- [Problem]: Find how many lines in the material contain "What"; your answer should be that number alone.

[Excerpt from a dataset]
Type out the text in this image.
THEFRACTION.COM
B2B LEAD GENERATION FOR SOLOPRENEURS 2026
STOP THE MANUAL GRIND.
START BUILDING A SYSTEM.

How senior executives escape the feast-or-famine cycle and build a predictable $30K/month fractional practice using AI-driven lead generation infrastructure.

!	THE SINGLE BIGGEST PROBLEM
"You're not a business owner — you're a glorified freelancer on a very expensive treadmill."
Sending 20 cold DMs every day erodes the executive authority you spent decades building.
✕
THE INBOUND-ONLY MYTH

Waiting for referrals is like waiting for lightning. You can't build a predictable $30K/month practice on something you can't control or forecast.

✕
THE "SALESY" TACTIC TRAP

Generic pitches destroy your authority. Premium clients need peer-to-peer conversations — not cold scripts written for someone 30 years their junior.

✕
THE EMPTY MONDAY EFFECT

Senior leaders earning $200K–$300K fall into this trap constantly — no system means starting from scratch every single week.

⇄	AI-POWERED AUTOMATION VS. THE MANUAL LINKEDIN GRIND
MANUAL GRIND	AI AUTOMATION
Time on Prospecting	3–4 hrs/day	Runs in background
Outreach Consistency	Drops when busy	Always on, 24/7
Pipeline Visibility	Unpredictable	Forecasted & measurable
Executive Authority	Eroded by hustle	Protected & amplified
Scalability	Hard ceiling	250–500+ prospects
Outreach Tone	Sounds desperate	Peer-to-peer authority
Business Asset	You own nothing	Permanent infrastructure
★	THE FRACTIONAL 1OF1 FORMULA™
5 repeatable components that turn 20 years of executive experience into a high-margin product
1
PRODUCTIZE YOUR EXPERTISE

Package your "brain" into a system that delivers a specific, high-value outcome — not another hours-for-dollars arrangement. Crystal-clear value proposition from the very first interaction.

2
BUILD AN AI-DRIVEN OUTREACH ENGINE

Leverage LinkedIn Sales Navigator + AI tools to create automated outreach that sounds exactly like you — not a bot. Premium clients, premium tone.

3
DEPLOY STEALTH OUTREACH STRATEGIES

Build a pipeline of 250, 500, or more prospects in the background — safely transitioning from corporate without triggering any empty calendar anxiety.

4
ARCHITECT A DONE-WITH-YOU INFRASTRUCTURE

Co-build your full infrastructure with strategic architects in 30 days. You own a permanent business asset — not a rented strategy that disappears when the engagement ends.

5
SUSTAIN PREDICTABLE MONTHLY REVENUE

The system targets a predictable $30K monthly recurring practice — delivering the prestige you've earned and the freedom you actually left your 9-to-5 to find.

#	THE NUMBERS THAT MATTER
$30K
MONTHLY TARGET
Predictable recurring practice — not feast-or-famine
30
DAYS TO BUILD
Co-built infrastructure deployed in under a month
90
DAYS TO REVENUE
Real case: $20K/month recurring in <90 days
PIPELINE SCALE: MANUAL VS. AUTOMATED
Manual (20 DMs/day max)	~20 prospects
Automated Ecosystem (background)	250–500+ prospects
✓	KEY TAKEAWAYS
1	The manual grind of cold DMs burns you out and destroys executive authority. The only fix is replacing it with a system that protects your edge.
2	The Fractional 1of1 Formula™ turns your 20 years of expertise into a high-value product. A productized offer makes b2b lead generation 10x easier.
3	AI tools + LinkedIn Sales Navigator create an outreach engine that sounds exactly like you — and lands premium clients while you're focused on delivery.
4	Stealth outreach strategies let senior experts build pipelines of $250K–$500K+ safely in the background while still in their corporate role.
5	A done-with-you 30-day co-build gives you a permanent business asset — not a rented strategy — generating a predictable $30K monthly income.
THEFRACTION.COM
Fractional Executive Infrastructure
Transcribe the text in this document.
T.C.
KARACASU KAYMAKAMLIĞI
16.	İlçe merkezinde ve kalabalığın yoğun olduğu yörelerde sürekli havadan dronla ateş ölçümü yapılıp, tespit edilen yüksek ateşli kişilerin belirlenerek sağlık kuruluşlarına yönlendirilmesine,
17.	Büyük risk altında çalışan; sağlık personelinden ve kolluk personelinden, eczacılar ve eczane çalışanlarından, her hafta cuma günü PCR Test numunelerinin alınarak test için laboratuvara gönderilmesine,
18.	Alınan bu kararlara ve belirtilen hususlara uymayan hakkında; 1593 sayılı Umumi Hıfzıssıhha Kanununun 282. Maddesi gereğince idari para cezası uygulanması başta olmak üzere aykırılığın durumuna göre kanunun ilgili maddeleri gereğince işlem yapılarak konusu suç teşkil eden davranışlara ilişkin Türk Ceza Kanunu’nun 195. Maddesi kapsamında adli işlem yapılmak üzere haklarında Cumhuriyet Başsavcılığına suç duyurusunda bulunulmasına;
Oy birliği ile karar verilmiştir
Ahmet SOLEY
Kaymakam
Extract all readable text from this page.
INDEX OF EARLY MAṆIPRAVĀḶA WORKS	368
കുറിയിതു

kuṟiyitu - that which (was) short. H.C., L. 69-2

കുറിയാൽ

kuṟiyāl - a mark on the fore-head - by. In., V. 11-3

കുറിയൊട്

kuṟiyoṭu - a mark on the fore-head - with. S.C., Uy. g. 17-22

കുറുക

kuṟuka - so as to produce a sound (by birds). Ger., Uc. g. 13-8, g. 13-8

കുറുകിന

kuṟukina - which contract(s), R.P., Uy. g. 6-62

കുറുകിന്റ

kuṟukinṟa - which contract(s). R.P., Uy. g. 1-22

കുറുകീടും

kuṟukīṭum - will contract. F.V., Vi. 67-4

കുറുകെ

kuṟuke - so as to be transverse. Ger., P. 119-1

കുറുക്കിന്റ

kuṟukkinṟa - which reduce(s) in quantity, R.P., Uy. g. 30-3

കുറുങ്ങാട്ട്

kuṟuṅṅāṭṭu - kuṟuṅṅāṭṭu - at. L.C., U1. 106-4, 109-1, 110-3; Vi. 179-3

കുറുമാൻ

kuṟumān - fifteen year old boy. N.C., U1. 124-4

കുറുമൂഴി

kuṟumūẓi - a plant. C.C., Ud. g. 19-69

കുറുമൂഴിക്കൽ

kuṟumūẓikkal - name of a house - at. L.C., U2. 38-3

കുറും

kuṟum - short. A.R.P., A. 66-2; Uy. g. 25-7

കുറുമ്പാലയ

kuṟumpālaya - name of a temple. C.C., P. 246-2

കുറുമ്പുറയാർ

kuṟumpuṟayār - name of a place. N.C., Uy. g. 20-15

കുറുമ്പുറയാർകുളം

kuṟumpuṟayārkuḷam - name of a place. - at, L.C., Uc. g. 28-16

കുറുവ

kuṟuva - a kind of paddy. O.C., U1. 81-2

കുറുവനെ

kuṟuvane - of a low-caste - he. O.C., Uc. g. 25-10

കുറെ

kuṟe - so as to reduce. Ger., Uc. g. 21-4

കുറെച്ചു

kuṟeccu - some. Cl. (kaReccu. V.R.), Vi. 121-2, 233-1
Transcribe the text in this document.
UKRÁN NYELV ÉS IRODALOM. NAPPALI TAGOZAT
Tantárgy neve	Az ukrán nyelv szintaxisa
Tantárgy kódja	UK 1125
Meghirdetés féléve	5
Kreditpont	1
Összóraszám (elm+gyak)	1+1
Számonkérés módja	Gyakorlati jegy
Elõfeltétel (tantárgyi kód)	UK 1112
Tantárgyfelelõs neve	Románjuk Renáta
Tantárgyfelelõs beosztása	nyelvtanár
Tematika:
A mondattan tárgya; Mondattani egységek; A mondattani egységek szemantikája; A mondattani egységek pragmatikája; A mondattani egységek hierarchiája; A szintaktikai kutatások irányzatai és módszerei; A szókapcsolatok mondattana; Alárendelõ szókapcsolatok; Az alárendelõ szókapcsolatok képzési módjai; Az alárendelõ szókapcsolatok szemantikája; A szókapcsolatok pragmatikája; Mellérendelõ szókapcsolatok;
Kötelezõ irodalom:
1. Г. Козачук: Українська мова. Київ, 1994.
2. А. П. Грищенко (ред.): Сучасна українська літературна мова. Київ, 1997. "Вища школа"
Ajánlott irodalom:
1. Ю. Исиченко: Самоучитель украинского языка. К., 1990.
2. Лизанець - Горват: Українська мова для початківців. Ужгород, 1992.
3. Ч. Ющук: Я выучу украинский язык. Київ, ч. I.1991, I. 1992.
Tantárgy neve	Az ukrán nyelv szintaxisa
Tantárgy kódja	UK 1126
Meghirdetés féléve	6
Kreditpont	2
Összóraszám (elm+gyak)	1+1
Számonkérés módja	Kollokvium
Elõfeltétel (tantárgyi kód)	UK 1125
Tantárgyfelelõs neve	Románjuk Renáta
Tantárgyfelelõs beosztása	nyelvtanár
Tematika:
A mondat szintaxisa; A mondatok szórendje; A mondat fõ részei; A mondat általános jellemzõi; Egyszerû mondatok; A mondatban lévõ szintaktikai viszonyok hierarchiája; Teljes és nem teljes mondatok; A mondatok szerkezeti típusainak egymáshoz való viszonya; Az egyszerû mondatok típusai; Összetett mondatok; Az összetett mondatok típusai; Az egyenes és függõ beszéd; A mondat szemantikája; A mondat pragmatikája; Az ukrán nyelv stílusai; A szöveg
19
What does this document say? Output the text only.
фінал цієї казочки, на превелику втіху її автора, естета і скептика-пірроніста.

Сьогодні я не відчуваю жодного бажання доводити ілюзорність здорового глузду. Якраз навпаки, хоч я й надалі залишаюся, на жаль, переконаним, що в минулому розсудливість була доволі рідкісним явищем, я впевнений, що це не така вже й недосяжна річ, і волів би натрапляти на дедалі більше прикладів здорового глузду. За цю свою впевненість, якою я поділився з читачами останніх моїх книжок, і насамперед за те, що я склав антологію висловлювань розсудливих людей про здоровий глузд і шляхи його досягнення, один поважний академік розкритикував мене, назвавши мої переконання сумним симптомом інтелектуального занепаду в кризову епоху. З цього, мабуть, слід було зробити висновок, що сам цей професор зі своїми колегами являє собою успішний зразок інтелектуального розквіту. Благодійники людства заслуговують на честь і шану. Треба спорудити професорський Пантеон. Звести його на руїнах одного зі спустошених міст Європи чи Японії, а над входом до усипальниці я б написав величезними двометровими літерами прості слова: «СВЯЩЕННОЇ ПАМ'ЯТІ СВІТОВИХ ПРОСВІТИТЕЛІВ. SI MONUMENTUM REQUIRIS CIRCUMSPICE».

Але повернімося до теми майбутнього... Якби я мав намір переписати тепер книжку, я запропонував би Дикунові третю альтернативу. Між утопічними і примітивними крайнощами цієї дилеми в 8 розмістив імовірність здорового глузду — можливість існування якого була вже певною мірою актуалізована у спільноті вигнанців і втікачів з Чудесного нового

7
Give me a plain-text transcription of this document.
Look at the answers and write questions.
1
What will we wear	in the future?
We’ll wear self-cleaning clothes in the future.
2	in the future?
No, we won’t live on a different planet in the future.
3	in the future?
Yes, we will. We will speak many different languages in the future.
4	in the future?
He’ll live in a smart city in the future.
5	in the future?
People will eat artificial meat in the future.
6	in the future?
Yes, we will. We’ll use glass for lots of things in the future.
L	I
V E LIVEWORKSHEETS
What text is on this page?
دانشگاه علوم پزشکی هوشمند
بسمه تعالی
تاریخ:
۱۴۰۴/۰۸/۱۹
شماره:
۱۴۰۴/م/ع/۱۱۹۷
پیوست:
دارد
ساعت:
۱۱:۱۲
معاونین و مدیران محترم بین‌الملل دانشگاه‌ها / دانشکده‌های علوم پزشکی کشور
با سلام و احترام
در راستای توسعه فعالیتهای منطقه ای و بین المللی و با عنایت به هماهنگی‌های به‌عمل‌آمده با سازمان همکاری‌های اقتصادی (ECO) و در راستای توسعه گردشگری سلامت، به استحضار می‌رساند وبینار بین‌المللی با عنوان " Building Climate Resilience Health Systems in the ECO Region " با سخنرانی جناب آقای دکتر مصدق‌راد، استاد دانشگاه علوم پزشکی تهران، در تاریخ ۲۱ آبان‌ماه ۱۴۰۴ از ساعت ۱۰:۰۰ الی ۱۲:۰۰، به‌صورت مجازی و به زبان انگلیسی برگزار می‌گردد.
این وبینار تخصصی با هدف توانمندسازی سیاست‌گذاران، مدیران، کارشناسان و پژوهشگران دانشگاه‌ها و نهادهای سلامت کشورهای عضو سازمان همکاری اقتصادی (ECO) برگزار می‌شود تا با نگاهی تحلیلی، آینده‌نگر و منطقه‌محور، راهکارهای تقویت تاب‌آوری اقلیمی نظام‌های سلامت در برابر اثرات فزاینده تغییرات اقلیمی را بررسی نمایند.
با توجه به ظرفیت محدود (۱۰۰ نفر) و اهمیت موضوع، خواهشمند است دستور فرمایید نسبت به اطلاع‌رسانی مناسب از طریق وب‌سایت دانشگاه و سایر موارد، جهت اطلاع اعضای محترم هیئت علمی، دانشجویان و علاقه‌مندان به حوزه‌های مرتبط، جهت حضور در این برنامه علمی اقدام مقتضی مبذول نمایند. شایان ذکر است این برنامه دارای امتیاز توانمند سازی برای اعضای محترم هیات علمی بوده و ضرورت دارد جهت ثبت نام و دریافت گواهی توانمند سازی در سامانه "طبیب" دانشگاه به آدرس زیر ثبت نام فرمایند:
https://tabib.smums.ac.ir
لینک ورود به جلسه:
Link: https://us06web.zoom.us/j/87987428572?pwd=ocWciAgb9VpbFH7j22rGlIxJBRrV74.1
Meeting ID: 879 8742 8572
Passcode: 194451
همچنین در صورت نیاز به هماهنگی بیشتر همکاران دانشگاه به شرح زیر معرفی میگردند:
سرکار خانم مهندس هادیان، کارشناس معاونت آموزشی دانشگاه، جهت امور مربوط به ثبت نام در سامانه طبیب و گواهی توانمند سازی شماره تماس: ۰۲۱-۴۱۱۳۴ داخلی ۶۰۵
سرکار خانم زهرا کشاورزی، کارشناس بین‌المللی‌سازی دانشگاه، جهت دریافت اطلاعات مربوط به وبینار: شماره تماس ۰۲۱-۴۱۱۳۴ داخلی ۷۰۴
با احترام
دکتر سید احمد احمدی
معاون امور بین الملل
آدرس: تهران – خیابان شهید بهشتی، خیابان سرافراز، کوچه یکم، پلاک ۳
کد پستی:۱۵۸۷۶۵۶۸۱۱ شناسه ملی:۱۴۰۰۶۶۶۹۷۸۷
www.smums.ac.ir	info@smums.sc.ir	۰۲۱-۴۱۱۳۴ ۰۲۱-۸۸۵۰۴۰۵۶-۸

- [Final answer]: 3